> **PROBLEM**:
Pick out each line of the records in which the word "Medián" appears.
═════ RECORDS SHOWN ═════
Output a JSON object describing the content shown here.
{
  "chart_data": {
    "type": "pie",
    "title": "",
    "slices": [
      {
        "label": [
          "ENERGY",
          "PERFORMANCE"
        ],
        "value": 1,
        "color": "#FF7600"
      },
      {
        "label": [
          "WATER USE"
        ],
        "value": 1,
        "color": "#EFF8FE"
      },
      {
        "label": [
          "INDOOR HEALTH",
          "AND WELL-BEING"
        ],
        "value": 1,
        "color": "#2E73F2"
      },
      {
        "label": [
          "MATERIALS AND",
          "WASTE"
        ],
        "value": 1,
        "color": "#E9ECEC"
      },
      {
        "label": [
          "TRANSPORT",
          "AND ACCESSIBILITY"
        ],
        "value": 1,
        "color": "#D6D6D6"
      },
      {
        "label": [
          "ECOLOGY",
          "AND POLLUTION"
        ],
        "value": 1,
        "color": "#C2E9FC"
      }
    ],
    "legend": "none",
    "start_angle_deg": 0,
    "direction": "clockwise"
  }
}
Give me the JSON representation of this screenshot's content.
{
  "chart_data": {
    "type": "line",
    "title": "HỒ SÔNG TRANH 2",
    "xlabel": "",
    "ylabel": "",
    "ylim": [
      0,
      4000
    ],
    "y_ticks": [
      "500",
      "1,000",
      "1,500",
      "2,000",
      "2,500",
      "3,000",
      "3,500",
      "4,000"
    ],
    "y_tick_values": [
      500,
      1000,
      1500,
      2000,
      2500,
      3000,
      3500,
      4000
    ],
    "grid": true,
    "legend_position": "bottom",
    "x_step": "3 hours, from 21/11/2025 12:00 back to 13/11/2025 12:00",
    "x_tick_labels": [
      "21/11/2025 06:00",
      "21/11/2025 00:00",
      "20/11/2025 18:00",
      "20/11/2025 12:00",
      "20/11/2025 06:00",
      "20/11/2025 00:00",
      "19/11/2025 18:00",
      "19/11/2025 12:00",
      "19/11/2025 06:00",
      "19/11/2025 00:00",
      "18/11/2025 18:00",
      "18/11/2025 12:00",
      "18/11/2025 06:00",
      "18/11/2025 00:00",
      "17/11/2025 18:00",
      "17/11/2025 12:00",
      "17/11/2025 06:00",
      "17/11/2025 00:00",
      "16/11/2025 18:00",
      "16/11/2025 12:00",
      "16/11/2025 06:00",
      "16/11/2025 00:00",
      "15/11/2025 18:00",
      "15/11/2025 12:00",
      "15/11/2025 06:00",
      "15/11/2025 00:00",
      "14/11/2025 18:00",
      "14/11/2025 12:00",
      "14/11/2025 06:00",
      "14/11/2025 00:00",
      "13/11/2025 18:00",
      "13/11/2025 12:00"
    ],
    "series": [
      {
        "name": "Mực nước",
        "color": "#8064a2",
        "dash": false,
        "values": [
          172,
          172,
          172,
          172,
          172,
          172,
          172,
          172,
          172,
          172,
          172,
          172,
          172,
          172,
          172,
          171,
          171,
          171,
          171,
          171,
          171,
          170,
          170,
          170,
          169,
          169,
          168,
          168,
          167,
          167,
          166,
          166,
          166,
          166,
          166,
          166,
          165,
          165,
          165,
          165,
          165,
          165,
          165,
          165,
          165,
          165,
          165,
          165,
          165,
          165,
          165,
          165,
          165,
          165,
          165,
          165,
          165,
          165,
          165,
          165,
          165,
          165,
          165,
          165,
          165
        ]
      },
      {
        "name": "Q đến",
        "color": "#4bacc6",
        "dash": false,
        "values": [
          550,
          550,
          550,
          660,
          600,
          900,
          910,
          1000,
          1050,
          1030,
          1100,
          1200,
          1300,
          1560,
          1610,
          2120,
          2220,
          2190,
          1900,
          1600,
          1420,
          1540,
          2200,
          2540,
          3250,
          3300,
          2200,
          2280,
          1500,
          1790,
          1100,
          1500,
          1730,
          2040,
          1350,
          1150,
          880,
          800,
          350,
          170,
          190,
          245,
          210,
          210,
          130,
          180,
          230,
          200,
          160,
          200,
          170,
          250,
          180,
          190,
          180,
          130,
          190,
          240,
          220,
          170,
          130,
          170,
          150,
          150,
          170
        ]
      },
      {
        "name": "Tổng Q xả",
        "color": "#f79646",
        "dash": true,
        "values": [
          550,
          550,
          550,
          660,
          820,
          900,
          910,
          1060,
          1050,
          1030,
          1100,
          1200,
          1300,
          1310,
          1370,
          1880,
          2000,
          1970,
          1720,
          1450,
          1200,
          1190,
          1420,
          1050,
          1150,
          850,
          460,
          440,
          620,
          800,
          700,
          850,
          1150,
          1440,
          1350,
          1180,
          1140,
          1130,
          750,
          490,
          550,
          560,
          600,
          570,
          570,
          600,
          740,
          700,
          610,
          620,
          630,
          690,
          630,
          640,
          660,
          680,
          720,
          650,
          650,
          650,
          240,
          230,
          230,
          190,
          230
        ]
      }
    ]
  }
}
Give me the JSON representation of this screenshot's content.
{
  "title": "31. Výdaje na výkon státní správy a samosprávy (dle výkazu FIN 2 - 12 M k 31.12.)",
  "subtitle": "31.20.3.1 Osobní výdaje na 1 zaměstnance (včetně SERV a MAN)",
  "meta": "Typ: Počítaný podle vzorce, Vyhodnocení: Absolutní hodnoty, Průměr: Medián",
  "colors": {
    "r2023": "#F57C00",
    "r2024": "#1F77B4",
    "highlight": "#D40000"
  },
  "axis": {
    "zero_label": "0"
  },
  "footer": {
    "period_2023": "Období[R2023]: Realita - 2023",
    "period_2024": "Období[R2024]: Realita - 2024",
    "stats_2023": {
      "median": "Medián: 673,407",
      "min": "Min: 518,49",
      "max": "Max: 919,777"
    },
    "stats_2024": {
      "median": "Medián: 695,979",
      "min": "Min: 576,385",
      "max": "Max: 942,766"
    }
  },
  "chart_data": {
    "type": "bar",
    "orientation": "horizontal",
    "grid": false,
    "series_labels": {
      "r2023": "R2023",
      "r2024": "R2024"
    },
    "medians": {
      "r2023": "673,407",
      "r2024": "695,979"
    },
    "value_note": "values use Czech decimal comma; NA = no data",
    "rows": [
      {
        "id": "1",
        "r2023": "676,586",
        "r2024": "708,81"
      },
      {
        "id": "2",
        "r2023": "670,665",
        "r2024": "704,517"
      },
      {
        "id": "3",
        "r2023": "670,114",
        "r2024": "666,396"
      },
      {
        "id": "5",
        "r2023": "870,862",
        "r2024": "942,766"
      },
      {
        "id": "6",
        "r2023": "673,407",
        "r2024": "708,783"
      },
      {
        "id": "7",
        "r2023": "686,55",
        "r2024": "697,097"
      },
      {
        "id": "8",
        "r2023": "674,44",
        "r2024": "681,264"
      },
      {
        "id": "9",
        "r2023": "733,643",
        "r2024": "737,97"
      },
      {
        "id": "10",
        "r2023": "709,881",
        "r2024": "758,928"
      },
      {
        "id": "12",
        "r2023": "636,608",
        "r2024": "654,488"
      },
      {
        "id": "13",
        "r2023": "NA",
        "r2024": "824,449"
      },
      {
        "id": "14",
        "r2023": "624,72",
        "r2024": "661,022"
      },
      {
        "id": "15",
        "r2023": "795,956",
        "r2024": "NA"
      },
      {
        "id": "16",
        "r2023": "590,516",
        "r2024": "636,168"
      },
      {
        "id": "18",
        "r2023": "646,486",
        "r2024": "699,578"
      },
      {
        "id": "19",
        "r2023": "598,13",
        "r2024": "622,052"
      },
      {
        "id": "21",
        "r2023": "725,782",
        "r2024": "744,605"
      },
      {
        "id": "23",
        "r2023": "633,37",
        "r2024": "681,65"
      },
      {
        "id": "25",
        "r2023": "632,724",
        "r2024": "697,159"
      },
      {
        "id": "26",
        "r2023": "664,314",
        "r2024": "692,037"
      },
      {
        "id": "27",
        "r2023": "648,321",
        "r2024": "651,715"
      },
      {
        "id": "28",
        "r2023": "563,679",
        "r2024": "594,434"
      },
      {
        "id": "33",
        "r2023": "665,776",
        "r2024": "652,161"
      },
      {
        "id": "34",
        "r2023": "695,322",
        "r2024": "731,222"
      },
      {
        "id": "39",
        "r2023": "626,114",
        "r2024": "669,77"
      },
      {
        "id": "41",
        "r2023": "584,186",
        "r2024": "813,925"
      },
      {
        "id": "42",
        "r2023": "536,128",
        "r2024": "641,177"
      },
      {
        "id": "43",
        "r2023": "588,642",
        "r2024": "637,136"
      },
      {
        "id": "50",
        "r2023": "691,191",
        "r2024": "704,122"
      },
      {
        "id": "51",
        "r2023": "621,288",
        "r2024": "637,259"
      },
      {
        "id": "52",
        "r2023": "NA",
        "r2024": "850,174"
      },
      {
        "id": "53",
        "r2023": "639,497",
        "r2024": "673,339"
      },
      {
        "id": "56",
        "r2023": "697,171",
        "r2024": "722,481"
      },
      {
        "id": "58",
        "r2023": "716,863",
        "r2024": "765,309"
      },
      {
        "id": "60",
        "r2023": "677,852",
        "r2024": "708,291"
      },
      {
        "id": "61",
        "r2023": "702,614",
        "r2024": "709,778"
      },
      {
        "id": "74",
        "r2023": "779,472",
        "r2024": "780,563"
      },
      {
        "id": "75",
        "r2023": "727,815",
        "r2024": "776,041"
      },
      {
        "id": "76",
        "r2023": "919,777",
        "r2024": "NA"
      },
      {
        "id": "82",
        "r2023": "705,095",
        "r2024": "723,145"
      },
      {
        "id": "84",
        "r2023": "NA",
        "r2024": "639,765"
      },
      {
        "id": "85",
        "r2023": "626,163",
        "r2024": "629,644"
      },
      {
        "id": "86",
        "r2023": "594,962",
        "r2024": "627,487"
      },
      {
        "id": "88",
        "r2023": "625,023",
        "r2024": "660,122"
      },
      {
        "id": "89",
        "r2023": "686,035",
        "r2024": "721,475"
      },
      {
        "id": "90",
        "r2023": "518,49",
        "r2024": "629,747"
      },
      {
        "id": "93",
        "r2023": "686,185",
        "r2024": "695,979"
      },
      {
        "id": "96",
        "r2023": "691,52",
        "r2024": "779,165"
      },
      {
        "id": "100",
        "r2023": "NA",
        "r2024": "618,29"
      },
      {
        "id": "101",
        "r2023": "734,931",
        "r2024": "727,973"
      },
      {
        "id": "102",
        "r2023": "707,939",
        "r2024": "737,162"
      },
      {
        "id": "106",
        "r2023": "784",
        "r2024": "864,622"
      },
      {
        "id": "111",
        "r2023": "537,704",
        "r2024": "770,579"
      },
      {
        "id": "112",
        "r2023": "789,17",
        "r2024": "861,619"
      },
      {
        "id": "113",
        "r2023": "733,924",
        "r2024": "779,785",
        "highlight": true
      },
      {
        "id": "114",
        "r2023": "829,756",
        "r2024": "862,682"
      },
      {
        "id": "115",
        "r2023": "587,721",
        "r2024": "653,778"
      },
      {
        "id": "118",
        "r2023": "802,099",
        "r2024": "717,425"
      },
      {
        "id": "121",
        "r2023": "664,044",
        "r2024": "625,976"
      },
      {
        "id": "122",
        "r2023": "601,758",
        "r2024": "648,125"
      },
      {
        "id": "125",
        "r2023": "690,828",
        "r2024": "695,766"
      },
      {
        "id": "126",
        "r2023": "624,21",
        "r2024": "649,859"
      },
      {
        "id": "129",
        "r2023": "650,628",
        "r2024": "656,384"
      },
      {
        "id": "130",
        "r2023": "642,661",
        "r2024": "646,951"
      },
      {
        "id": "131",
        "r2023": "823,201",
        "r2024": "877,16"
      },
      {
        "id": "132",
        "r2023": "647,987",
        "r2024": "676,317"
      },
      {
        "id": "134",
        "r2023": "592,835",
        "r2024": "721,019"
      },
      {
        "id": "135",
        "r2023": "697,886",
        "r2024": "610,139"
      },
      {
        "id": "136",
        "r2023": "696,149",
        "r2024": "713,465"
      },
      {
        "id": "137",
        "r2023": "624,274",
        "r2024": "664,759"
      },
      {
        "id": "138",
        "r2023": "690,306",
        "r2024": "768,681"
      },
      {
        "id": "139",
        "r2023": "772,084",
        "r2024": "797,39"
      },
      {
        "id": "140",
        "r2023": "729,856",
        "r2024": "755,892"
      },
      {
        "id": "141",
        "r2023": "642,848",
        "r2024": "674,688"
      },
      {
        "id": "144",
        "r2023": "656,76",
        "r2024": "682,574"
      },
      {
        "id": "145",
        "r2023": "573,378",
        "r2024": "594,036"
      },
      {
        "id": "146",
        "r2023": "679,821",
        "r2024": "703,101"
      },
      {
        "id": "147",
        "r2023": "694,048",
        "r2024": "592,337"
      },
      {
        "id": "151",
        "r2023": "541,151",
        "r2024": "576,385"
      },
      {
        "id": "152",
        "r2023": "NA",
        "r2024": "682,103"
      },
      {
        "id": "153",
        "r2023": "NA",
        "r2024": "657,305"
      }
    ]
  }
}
═════
> **TASK RESULT**:
  "meta": "Typ: Počítaný podle vzorce, Vyhodnocení: Absolutní hodnoty, Průměr: Medián",
      "median": "Medián: 673,407",
      "median": "Medián: 695,979",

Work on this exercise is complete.